Extracts from a graphics dataset
═══

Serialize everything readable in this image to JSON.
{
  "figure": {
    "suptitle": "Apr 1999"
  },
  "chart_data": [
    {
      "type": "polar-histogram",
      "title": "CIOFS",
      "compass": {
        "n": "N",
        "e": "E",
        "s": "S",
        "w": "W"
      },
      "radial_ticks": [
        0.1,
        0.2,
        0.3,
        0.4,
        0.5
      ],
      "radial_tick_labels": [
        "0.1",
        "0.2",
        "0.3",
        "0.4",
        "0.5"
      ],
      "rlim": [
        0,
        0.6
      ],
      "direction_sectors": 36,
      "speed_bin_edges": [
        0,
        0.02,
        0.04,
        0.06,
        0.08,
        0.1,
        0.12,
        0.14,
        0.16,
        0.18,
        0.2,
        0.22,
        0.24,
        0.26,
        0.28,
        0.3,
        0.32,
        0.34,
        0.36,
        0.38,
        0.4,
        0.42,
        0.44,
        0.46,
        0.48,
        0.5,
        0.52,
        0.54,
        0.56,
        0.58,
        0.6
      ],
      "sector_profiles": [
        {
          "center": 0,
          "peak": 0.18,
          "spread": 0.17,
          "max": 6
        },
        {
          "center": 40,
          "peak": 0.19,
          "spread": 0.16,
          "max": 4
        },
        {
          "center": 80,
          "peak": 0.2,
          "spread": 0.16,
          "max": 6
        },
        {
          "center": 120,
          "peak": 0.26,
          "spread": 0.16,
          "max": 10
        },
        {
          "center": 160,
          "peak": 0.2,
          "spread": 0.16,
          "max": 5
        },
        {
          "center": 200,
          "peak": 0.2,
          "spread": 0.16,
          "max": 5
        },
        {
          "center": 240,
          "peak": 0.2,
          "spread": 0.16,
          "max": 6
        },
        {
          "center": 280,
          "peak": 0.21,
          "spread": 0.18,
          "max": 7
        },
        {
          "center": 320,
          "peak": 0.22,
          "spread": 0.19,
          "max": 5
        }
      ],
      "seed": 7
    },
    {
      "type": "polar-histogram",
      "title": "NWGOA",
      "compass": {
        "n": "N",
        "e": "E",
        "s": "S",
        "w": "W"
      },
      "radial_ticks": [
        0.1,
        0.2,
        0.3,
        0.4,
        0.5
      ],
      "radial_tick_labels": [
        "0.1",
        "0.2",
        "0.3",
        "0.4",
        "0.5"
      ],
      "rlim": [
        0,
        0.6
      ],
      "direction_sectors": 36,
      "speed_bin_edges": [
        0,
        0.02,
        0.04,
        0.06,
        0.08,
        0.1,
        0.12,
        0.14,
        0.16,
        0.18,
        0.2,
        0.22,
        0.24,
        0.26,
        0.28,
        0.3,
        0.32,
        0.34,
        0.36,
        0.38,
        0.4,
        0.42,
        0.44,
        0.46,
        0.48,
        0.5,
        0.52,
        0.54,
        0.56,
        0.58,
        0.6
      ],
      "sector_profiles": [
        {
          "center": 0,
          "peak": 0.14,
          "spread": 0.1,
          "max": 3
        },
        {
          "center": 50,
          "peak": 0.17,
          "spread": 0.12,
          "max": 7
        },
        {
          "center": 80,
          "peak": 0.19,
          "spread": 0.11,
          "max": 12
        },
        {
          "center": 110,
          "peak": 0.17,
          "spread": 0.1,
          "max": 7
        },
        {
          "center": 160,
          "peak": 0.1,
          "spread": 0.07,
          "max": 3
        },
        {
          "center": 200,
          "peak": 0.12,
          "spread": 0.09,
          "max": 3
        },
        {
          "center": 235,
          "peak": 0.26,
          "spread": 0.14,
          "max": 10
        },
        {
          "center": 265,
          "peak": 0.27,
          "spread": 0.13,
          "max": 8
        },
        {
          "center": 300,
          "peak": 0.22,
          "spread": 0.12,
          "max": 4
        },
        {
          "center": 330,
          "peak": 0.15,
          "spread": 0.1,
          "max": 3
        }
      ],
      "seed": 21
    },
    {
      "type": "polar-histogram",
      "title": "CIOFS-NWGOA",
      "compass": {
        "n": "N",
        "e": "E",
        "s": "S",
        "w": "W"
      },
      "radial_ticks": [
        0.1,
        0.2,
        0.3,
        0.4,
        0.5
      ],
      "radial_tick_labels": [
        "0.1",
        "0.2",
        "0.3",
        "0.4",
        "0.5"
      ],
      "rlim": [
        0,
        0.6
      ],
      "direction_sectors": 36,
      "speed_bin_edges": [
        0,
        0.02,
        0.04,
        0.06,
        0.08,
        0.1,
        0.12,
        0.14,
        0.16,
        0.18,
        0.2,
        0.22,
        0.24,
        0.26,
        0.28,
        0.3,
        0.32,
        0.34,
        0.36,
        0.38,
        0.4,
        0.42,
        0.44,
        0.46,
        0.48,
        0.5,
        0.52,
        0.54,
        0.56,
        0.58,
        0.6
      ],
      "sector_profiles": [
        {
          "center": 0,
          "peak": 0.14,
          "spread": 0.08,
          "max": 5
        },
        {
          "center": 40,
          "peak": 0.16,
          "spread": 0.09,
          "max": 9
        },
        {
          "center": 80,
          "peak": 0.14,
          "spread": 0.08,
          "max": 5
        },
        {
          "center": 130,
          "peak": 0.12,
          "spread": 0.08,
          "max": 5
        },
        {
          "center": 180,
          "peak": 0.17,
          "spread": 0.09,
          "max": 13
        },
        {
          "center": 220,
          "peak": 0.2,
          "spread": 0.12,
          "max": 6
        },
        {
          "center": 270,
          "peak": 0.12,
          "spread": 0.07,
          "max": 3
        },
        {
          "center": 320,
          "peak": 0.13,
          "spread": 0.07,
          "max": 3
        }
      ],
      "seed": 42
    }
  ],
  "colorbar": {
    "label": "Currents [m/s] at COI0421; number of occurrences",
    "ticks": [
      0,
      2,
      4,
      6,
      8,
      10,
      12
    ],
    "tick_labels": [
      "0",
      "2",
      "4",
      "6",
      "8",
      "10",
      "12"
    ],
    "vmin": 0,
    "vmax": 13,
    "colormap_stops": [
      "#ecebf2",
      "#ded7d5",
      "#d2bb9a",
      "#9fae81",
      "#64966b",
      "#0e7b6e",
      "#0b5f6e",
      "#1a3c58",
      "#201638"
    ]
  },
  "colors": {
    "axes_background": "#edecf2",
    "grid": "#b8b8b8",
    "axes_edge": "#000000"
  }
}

═══

Make an exact copy of the data above.

Serialize everything readable in this image to JSON.
{
  "figure": {
    "suptitle": "Apr 1999"
  },
  "chart_data": [
    {
      "type": "polar-histogram",
      "title": "CIOFS",
      "compass": {
        "n": "N",
        "e": "E",
        "s": "S",
        "w": "W"
      },
      "radial_ticks": [
        0.1,
        0.2,
        0.3,
        0.4,
        0.5
      ],
      "radial_tick_labels": [
        "0.1",
        "0.2",
        "0.3",
        "0.4",
        "0.5"
      ],
      "rlim": [
        0,
        0.6
      ],
      "direction_sectors": 36,
      "speed_bin_edges": [
        0,
        0.02,
        0.04,
        0.06,
        0.08,
        0.1,
        0.12,
        0.14,
        0.16,
        0.18,
        0.2,
        0.22,
        0.24,
        0.26,
        0.28,
        0.3,
        0.32,
        0.34,
        0.36,
        0.38,
        0.4,
        0.42,
        0.44,
        0.46,
        0.48,
        0.5,
        0.52,
        0.54,
        0.56,
        0.58,
        0.6
      ],
      "sector_profiles": [
        {
          "center": 0,
          "peak": 0.18,
          "spread": 0.17,
          "max": 6
        },
        {
          "center": 40,
          "peak": 0.19,
          "spread": 0.16,
          "max": 4
        },
        {
          "center": 80,
          "peak": 0.2,
          "spread": 0.16,
          "max": 6
        },
        {
          "center": 120,
          "peak": 0.26,
          "spread": 0.16,
          "max": 10
        },
        {
          "center": 160,
          "peak": 0.2,
          "spread": 0.16,
          "max": 5
        },
        {
          "center": 200,
          "peak": 0.2,
          "spread": 0.16,
          "max": 5
        },
        {
          "center": 240,
          "peak": 0.2,
          "spread": 0.16,
          "max": 6
        },
        {
          "center": 280,
          "peak": 0.21,
          "spread": 0.18,
          "max": 7
        },
        {
          "center": 320,
          "peak": 0.22,
          "spread": 0.19,
          "max": 5
        }
      ],
      "seed": 7
    },
    {
      "type": "polar-histogram",
      "title": "NWGOA",
      "compass": {
        "n": "N",
        "e": "E",
        "s": "S",
        "w": "W"
      },
      "radial_ticks": [
        0.1,
        0.2,
        0.3,
        0.4,
        0.5
      ],
      "radial_tick_labels": [
        "0.1",
        "0.2",
        "0.3",
        "0.4",
        "0.5"
      ],
      "rlim": [
        0,
        0.6
      ],
      "direction_sectors": 36,
      "speed_bin_edges": [
        0,
        0.02,
        0.04,
        0.06,
        0.08,
        0.1,
        0.12,
        0.14,
        0.16,
        0.18,
        0.2,
        0.22,
        0.24,
        0.26,
        0.28,
        0.3,
        0.32,
        0.34,
        0.36,
        0.38,
        0.4,
        0.42,
        0.44,
        0.46,
        0.48,
        0.5,
        0.52,
        0.54,
        0.56,
        0.58,
        0.6
      ],
      "sector_profiles": [
        {
          "center": 0,
          "peak": 0.14,
          "spread": 0.1,
          "max": 3
        },
        {
          "center": 50,
          "peak": 0.17,
          "spread": 0.12,
          "max": 7
        },
        {
          "center": 80,
          "peak": 0.19,
          "spread": 0.11,
          "max": 12
        },
        {
          "center": 110,
          "peak": 0.17,
          "spread": 0.1,
          "max": 7
        },
        {
          "center": 160,
          "peak": 0.1,
          "spread": 0.07,
          "max": 3
        },
        {
          "center": 200,
          "peak": 0.12,
          "spread": 0.09,
          "max": 3
        },
        {
          "center": 235,
          "peak": 0.26,
          "spread": 0.14,
          "max": 10
        },
        {
          "center": 265,
          "peak": 0.27,
          "spread": 0.13,
          "max": 8
        },
        {
          "center": 300,
          "peak": 0.22,
          "spread": 0.12,
          "max": 4
        },
        {
          "center": 330,
          "peak": 0.15,
          "spread": 0.1,
          "max": 3
        }
      ],
      "seed": 21
    },
    {
      "type": "polar-histogram",
      "title": "CIOFS-NWGOA",
      "compass": {
        "n": "N",
        "e": "E",
        "s": "S",
        "w": "W"
      },
      "radial_ticks": [
        0.1,
        0.2,
        0.3,
        0.4,
        0.5
      ],
      "radial_tick_labels": [
        "0.1",
        "0.2",
        "0.3",
        "0.4",
        "0.5"
      ],
      "rlim": [
        0,
        0.6
      ],
      "direction_sectors": 36,
      "speed_bin_edges": [
        0,
        0.02,
        0.04,
        0.06,
        0.08,
        0.1,
        0.12,
        0.14,
        0.16,
        0.18,
        0.2,
        0.22,
        0.24,
        0.26,
        0.28,
        0.3,
        0.32,
        0.34,
        0.36,
        0.38,
        0.4,
        0.42,
        0.44,
        0.46,
        0.48,
        0.5,
        0.52,
        0.54,
        0.56,
        0.58,
        0.6
      ],
      "sector_profiles": [
        {
          "center": 0,
          "peak": 0.14,
          "spread": 0.08,
          "max": 5
        },
        {
          "center": 40,
          "peak": 0.16,
          "spread": 0.09,
          "max": 9
        },
        {
          "center": 80,
          "peak": 0.14,
          "spread": 0.08,
          "max": 5
        },
        {
          "center": 130,
          "peak": 0.12,
          "spread": 0.08,
          "max": 5
        },
        {
          "center": 180,
          "peak": 0.17,
          "spread": 0.09,
          "max": 13
        },
        {
          "center": 220,
          "peak": 0.2,
          "spread": 0.12,
          "max": 6
        },
        {
          "center": 270,
          "peak": 0.12,
          "spread": 0.07,
          "max": 3
        },
        {
          "center": 320,
          "peak": 0.13,
          "spread": 0.07,
          "max": 3
        }
      ],
      "seed": 42
    }
  ],
  "colorbar": {
    "label": "Currents [m/s] at COI0421; number of occurrences",
    "ticks": [
      0,
      2,
      4,
      6,
      8,
      10,
      12
    ],
    "tick_labels": [
      "0",
      "2",
      "4",
      "6",
      "8",
      "10",
      "12"
    ],
    "vmin": 0,
    "vmax": 13,
    "colormap_stops": [
      "#ecebf2",
      "#ded7d5",
      "#d2bb9a",
      "#9fae81",
      "#64966b",
      "#0e7b6e",
      "#0b5f6e",
      "#1a3c58",
      "#201638"
    ]
  },
  "colors": {
    "axes_background": "#edecf2",
    "grid": "#b8b8b8",
    "axes_edge": "#000000"
  }
}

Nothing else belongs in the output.